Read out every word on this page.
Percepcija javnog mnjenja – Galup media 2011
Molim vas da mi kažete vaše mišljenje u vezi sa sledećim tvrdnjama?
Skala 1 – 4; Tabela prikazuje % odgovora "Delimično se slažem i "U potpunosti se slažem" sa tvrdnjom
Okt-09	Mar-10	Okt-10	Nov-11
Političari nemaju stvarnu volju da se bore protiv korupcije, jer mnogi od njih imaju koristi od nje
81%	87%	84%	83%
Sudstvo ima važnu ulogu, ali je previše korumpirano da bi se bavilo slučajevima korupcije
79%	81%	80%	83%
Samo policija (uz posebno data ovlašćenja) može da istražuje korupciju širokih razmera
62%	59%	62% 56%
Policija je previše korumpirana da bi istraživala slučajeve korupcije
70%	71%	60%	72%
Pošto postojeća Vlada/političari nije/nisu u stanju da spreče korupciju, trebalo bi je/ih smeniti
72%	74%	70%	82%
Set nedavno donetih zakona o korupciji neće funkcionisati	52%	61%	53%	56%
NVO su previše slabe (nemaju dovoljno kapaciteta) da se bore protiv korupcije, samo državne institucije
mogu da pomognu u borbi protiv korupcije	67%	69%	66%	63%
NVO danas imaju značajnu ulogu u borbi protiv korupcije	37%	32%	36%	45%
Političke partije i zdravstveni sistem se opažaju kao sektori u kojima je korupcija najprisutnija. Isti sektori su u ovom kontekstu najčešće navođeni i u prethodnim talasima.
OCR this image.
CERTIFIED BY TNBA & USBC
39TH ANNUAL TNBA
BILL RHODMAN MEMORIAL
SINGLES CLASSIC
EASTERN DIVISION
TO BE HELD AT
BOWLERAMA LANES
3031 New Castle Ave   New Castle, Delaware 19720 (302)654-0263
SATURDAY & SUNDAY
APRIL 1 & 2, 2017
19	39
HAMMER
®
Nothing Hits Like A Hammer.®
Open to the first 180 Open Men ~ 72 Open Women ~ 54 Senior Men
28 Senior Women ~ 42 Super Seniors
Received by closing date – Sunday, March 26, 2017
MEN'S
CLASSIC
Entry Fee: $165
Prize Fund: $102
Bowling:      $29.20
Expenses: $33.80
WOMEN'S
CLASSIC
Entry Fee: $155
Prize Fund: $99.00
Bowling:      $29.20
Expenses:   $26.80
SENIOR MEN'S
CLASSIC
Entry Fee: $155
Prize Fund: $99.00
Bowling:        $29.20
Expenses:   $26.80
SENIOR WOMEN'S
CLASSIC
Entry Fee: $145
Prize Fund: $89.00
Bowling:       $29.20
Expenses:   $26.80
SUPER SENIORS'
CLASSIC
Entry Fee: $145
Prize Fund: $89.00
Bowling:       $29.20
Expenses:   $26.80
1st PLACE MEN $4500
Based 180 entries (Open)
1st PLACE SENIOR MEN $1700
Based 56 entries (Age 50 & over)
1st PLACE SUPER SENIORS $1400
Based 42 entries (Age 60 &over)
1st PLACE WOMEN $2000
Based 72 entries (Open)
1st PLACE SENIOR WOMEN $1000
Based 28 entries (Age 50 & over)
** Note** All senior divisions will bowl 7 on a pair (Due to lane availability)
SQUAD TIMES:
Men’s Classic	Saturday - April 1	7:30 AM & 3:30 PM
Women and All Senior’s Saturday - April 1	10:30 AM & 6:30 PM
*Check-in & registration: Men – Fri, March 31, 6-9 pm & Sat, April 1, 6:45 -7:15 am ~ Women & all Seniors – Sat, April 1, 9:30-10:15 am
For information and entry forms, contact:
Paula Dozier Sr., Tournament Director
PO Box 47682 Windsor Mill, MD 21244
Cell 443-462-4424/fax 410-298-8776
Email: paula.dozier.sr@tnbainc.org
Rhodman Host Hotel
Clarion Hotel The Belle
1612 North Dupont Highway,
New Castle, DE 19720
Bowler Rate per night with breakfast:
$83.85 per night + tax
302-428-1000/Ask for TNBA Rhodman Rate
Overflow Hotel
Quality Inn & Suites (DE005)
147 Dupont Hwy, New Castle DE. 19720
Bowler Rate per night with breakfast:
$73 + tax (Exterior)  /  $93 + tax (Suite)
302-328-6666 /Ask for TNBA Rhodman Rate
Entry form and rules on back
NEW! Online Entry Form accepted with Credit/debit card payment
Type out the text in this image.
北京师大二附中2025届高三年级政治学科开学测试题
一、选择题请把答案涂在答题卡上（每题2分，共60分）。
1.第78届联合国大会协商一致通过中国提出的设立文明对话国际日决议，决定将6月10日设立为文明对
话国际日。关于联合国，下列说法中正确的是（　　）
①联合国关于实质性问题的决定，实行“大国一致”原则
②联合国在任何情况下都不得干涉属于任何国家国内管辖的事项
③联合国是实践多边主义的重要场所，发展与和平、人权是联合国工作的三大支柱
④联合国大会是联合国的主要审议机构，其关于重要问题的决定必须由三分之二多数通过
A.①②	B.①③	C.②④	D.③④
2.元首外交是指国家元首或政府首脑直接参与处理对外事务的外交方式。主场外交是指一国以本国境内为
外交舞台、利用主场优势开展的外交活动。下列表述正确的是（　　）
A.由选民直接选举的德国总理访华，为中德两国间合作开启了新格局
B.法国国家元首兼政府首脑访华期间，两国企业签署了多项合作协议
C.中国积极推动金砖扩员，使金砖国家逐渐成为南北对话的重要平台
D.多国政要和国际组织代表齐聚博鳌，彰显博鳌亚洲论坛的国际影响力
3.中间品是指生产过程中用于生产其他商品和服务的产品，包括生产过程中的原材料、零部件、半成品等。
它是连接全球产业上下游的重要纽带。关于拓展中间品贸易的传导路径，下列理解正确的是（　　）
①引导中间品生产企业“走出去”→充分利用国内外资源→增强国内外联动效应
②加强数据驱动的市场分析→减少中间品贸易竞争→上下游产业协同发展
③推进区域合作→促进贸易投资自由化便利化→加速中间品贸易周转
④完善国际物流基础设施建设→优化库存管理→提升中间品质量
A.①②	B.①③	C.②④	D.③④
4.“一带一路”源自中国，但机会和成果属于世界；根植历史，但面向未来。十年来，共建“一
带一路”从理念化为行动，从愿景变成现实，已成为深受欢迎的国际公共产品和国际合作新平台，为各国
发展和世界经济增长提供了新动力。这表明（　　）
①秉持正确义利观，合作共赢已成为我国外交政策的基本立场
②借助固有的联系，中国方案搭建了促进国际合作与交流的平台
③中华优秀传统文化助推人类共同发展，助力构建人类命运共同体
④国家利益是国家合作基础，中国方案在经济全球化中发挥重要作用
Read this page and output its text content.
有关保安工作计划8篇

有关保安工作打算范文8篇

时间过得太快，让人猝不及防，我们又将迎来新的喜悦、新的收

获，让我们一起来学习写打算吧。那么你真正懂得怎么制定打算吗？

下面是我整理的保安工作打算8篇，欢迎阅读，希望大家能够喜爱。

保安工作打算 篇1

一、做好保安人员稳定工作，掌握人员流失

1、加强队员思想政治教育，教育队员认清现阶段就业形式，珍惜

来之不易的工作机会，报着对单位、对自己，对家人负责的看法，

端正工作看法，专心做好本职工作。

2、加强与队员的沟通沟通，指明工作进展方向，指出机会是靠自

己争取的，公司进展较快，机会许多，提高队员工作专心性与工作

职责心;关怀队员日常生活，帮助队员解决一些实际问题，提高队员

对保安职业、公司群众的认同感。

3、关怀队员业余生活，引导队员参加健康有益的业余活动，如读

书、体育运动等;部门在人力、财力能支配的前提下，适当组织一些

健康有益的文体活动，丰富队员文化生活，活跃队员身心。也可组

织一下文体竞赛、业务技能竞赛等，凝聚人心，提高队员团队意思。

———

## EXERCISE OBJECTIVE:
Return each entry from the material above exactly as it appears.

## RESPONSE TO THIS TASK:
Read out every word on this page.
Percepcija javnog mnjenja – Galup media 2011
Molim vas da mi kažete vaše mišljenje u vezi sa sledećim tvrdnjama?
Skala 1 – 4; Tabela prikazuje % odgovora "Delimično se slažem i "U potpunosti se slažem" sa tvrdnjom
Okt-09	Mar-10	Okt-10	Nov-11
Političari nemaju stvarnu volju da se bore protiv korupcije, jer mnogi od njih imaju koristi od nje
81%	87%	84%	83%
Sudstvo ima važnu ulogu, ali je previše korumpirano da bi se bavilo slučajevima korupcije
79%	81%	80%	83%
Samo policija (uz posebno data ovlašćenja) može da istražuje korupciju širokih razmera
62%	59%	62% 56%
Policija je previše korumpirana da bi istraživala slučajeve korupcije
70%	71%	60%	72%
Pošto postojeća Vlada/političari nije/nisu u stanju da spreče korupciju, trebalo bi je/ih smeniti
72%	74%	70%	82%
Set nedavno donetih zakona o korupciji neće funkcionisati	52%	61%	53%	56%
NVO su previše slabe (nemaju dovoljno kapaciteta) da se bore protiv korupcije, samo državne institucije
mogu da pomognu u borbi protiv korupcije	67%	69%	66%	63%
NVO danas imaju značajnu ulogu u borbi protiv korupcije	37%	32%	36%	45%
Političke partije i zdravstveni sistem se opažaju kao sektori u kojima je korupcija najprisutnija. Isti sektori su u ovom kontekstu najčešće navođeni i u prethodnim talasima.
OCR this image.
CERTIFIED BY TNBA & USBC
39TH ANNUAL TNBA
BILL RHODMAN MEMORIAL
SINGLES CLASSIC
EASTERN DIVISION
TO BE HELD AT
BOWLERAMA LANES
3031 New Castle Ave   New Castle, Delaware 19720 (302)654-0263
SATURDAY & SUNDAY
APRIL 1 & 2, 2017
19	39
HAMMER
®
Nothing Hits Like A Hammer.®
Open to the first 180 Open Men ~ 72 Open Women ~ 54 Senior Men
28 Senior Women ~ 42 Super Seniors
Received by closing date – Sunday, March 26, 2017
MEN'S
CLASSIC
Entry Fee: $165
Prize Fund: $102
Bowling:      $29.20
Expenses: $33.80
WOMEN'S
CLASSIC
Entry Fee: $155
Prize Fund: $99.00
Bowling:      $29.20
Expenses:   $26.80
SENIOR MEN'S
CLASSIC
Entry Fee: $155
Prize Fund: $99.00
Bowling:        $29.20
Expenses:   $26.80
SENIOR WOMEN'S
CLASSIC
Entry Fee: $145
Prize Fund: $89.00
Bowling:       $29.20
Expenses:   $26.80
SUPER SENIORS'
CLASSIC
Entry Fee: $145
Prize Fund: $89.00
Bowling:       $29.20
Expenses:   $26.80
1st PLACE MEN $4500
Based 180 entries (Open)
1st PLACE SENIOR MEN $1700
Based 56 entries (Age 50 & over)
1st PLACE SUPER SENIORS $1400
Based 42 entries (Age 60 &over)
1st PLACE WOMEN $2000
Based 72 entries (Open)
1st PLACE SENIOR WOMEN $1000
Based 28 entries (Age 50 & over)
** Note** All senior divisions will bowl 7 on a pair (Due to lane availability)
SQUAD TIMES:
Men’s Classic	Saturday - April 1	7:30 AM & 3:30 PM
Women and All Senior’s Saturday - April 1	10:30 AM & 6:30 PM
*Check-in & registration: Men – Fri, March 31, 6-9 pm & Sat, April 1, 6:45 -7:15 am ~ Women & all Seniors – Sat, April 1, 9:30-10:15 am
For information and entry forms, contact:
Paula Dozier Sr., Tournament Director
PO Box 47682 Windsor Mill, MD 21244
Cell 443-462-4424/fax 410-298-8776
Email: paula.dozier.sr@tnbainc.org
Rhodman Host Hotel
Clarion Hotel The Belle
1612 North Dupont Highway,
New Castle, DE 19720
Bowler Rate per night with breakfast:
$83.85 per night + tax
302-428-1000/Ask for TNBA Rhodman Rate
Overflow Hotel
Quality Inn & Suites (DE005)
147 Dupont Hwy, New Castle DE. 19720
Bowler Rate per night with breakfast:
$73 + tax (Exterior)  /  $93 + tax (Suite)
302-328-6666 /Ask for TNBA Rhodman Rate
Entry form and rules on back
NEW! Online Entry Form accepted with Credit/debit card payment
Type out the text in this image.
北京师大二附中2025届高三年级政治学科开学测试题
一、选择题请把答案涂在答题卡上（每题2分，共60分）。
1.第78届联合国大会协商一致通过中国提出的设立文明对话国际日决议，决定将6月10日设立为文明对
话国际日。关于联合国，下列说法中正确的是（　　）
①联合国关于实质性问题的决定，实行“大国一致”原则
②联合国在任何情况下都不得干涉属于任何国家国内管辖的事项
③联合国是实践多边主义的重要场所，发展与和平、人权是联合国工作的三大支柱
④联合国大会是联合国的主要审议机构，其关于重要问题的决定必须由三分之二多数通过
A.①②	B.①③	C.②④	D.③④
2.元首外交是指国家元首或政府首脑直接参与处理对外事务的外交方式。主场外交是指一国以本国境内为
外交舞台、利用主场优势开展的外交活动。下列表述正确的是（　　）
A.由选民直接选举的德国总理访华，为中德两国间合作开启了新格局
B.法国国家元首兼政府首脑访华期间，两国企业签署了多项合作协议
C.中国积极推动金砖扩员，使金砖国家逐渐成为南北对话的重要平台
D.多国政要和国际组织代表齐聚博鳌，彰显博鳌亚洲论坛的国际影响力
3.中间品是指生产过程中用于生产其他商品和服务的产品，包括生产过程中的原材料、零部件、半成品等。
它是连接全球产业上下游的重要纽带。关于拓展中间品贸易的传导路径，下列理解正确的是（　　）
①引导中间品生产企业“走出去”→充分利用国内外资源→增强国内外联动效应
②加强数据驱动的市场分析→减少中间品贸易竞争→上下游产业协同发展
③推进区域合作→促进贸易投资自由化便利化→加速中间品贸易周转
④完善国际物流基础设施建设→优化库存管理→提升中间品质量
A.①②	B.①③	C.②④	D.③④
4.“一带一路”源自中国，但机会和成果属于世界；根植历史，但面向未来。十年来，共建“一
带一路”从理念化为行动，从愿景变成现实，已成为深受欢迎的国际公共产品和国际合作新平台，为各国
发展和世界经济增长提供了新动力。这表明（　　）
①秉持正确义利观，合作共赢已成为我国外交政策的基本立场
②借助固有的联系，中国方案搭建了促进国际合作与交流的平台
③中华优秀传统文化助推人类共同发展，助力构建人类命运共同体
④国家利益是国家合作基础，中国方案在经济全球化中发挥重要作用
Read this page and output its text content.
有关保安工作计划8篇

有关保安工作打算范文8篇

时间过得太快，让人猝不及防，我们又将迎来新的喜悦、新的收

获，让我们一起来学习写打算吧。那么你真正懂得怎么制定打算吗？

下面是我整理的保安工作打算8篇，欢迎阅读，希望大家能够喜爱。

保安工作打算 篇1

一、做好保安人员稳定工作，掌握人员流失

1、加强队员思想政治教育，教育队员认清现阶段就业形式，珍惜

来之不易的工作机会，报着对单位、对自己，对家人负责的看法，

端正工作看法，专心做好本职工作。

2、加强与队员的沟通沟通，指明工作进展方向，指出机会是靠自

己争取的，公司进展较快，机会许多，提高队员工作专心性与工作

职责心;关怀队员日常生活，帮助队员解决一些实际问题，提高队员

对保安职业、公司群众的认同感。

3、关怀队员业余生活，引导队员参加健康有益的业余活动，如读

书、体育运动等;部门在人力、财力能支配的前提下，适当组织一些

健康有益的文体活动，丰富队员文化生活，活跃队员身心。也可组

织一下文体竞赛、业务技能竞赛等，凝聚人心，提高队员团队意思。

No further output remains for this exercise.